___ Stored rows ___

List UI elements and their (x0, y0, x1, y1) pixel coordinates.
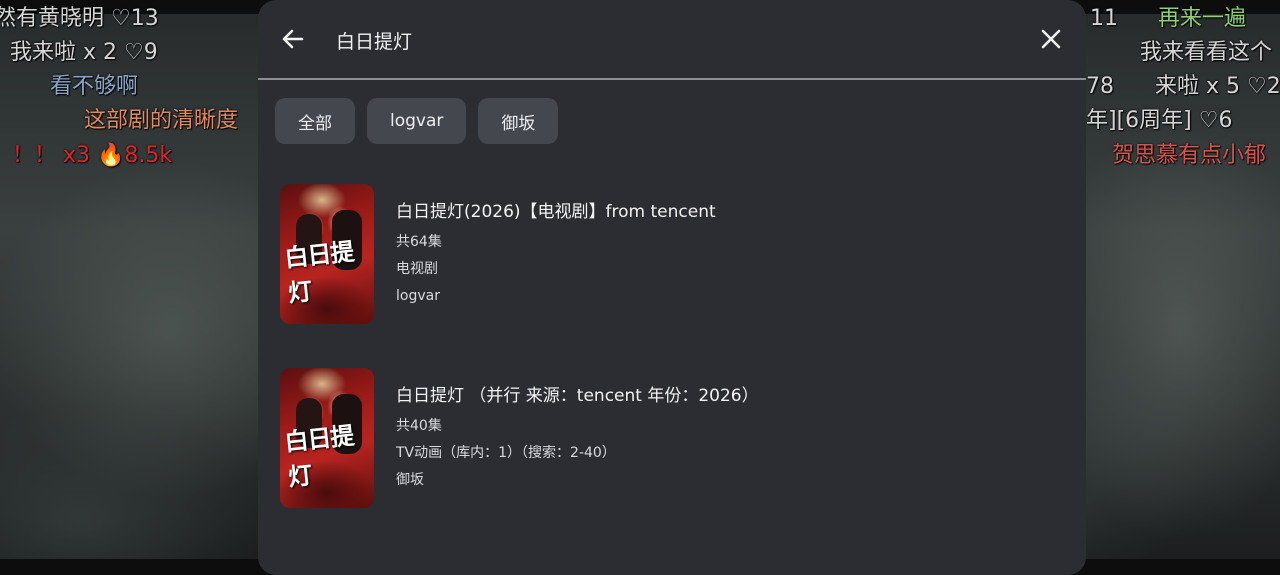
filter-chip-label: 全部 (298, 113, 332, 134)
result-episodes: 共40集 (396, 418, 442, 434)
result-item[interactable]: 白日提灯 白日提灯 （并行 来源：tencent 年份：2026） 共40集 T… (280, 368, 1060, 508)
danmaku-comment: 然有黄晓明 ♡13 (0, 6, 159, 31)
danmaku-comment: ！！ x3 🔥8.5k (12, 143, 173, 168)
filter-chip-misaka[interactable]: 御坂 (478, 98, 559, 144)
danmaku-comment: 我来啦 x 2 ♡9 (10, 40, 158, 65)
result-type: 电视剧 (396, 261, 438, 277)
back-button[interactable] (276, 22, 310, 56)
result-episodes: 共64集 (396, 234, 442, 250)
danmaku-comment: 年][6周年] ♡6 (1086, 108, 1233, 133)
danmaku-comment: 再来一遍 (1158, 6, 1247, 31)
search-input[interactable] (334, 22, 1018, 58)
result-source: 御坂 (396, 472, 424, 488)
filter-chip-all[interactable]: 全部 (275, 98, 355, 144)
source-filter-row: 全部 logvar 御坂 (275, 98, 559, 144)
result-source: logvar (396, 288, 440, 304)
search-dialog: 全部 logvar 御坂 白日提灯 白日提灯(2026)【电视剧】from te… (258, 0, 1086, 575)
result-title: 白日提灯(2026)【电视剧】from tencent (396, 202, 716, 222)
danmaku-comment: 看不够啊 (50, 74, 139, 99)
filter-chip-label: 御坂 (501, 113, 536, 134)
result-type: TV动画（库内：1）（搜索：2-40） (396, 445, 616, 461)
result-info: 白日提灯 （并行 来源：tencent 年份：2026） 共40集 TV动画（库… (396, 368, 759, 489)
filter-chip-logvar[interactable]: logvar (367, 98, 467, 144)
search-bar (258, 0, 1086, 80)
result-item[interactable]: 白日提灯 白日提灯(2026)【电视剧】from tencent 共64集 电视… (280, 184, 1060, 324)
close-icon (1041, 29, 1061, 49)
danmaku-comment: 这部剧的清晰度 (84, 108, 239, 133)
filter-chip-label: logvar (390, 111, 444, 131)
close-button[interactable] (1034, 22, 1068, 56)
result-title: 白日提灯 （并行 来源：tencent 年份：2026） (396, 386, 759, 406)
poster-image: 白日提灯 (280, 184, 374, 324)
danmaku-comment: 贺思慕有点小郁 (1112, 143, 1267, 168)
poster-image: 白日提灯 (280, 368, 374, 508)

___

→ Required work:
Extract every line of the records above word for word, omitting the picture from your answer.

→ Response:
List UI elements and their (x0, y0, x1, y1) pixel coordinates.
filter-chip-label: 全部 (298, 113, 332, 134)
result-episodes: 共40集 (396, 418, 442, 434)
result-item[interactable]: 白日提灯 白日提灯 （并行 来源：tencent 年份：2026） 共40集 T… (280, 368, 1060, 508)
danmaku-comment: 然有黄晓明 ♡13 (0, 6, 159, 31)
danmaku-comment: ！！ x3 🔥8.5k (12, 143, 173, 168)
filter-chip-misaka[interactable]: 御坂 (478, 98, 559, 144)
danmaku-comment: 我来啦 x 2 ♡9 (10, 40, 158, 65)
result-type: 电视剧 (396, 261, 438, 277)
back-button[interactable] (276, 22, 310, 56)
result-episodes: 共64集 (396, 234, 442, 250)
danmaku-comment: 年][6周年] ♡6 (1086, 108, 1233, 133)
danmaku-comment: 再来一遍 (1158, 6, 1247, 31)
search-input[interactable] (334, 22, 1018, 58)
result-source: 御坂 (396, 472, 424, 488)
filter-chip-all[interactable]: 全部 (275, 98, 355, 144)
source-filter-row: 全部 logvar 御坂 (275, 98, 559, 144)
result-source: logvar (396, 288, 440, 304)
search-dialog: 全部 logvar 御坂 白日提灯 白日提灯(2026)【电视剧】from te… (258, 0, 1086, 575)
result-title: 白日提灯(2026)【电视剧】from tencent (396, 202, 716, 222)
danmaku-comment: 看不够啊 (50, 74, 139, 99)
filter-chip-label: 御坂 (501, 113, 536, 134)
result-type: TV动画（库内：1）（搜索：2-40） (396, 445, 616, 461)
result-info: 白日提灯 （并行 来源：tencent 年份：2026） 共40集 TV动画（库… (396, 368, 759, 489)
filter-chip-logvar[interactable]: logvar (367, 98, 467, 144)
search-bar (258, 0, 1086, 80)
result-item[interactable]: 白日提灯 白日提灯(2026)【电视剧】from tencent 共64集 电视… (280, 184, 1060, 324)
close-icon (1041, 29, 1061, 49)
danmaku-comment: 这部剧的清晰度 (84, 108, 239, 133)
filter-chip-label: logvar (390, 111, 444, 131)
close-button[interactable] (1034, 22, 1068, 56)
result-title: 白日提灯 （并行 来源：tencent 年份：2026） (396, 386, 759, 406)
poster-image: 白日提灯 (280, 184, 374, 324)
danmaku-comment: 贺思慕有点小郁 (1112, 143, 1267, 168)
poster-image: 白日提灯 (280, 368, 374, 508)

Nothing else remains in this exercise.